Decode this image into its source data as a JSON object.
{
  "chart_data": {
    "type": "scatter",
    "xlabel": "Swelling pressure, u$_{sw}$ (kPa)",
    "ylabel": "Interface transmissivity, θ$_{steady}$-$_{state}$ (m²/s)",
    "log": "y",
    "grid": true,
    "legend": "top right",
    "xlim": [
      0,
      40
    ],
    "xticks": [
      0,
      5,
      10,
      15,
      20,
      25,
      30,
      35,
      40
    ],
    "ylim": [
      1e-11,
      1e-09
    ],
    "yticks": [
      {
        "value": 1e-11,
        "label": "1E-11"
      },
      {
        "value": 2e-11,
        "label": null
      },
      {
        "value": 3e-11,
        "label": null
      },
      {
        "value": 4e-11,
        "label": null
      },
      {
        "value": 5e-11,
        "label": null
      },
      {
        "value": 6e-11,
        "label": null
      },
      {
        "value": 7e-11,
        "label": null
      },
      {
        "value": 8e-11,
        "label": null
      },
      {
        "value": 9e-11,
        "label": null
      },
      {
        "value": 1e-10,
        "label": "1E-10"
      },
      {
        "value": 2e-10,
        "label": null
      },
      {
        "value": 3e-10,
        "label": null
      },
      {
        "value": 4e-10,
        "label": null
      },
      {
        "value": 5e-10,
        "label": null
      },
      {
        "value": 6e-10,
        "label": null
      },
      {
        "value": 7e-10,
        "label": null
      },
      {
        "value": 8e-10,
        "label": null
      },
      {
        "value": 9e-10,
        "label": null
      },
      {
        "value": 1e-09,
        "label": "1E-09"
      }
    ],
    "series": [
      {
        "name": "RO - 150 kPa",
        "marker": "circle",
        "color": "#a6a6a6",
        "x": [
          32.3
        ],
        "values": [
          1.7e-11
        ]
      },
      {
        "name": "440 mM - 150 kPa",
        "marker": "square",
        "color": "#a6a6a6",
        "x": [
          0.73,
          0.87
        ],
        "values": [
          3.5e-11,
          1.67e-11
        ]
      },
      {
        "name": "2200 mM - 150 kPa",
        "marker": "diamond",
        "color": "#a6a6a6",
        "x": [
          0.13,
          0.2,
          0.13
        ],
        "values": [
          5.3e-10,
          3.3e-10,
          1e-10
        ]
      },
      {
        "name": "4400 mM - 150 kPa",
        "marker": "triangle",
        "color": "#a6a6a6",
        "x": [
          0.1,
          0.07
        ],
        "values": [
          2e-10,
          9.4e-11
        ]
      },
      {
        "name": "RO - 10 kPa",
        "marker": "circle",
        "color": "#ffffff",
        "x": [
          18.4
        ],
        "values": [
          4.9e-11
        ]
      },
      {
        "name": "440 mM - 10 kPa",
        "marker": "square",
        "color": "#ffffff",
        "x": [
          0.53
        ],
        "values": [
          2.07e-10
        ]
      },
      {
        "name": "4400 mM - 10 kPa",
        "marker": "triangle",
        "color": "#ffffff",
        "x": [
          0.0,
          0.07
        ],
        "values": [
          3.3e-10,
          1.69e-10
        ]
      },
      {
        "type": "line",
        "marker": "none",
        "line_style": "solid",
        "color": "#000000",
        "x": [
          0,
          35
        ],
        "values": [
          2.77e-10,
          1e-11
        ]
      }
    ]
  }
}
§ §
*Task statement*.
Locate each line containing the string "name" and show it.

*Result of the exercise*.
        "name": "RO - 150 kPa",
        "name": "440 mM - 150 kPa",
        "name": "2200 mM - 150 kPa",
        "name": "4400 mM - 150 kPa",
        "name": "RO - 10 kPa",
        "name": "440 mM - 10 kPa",
        "name": "4400 mM - 10 kPa",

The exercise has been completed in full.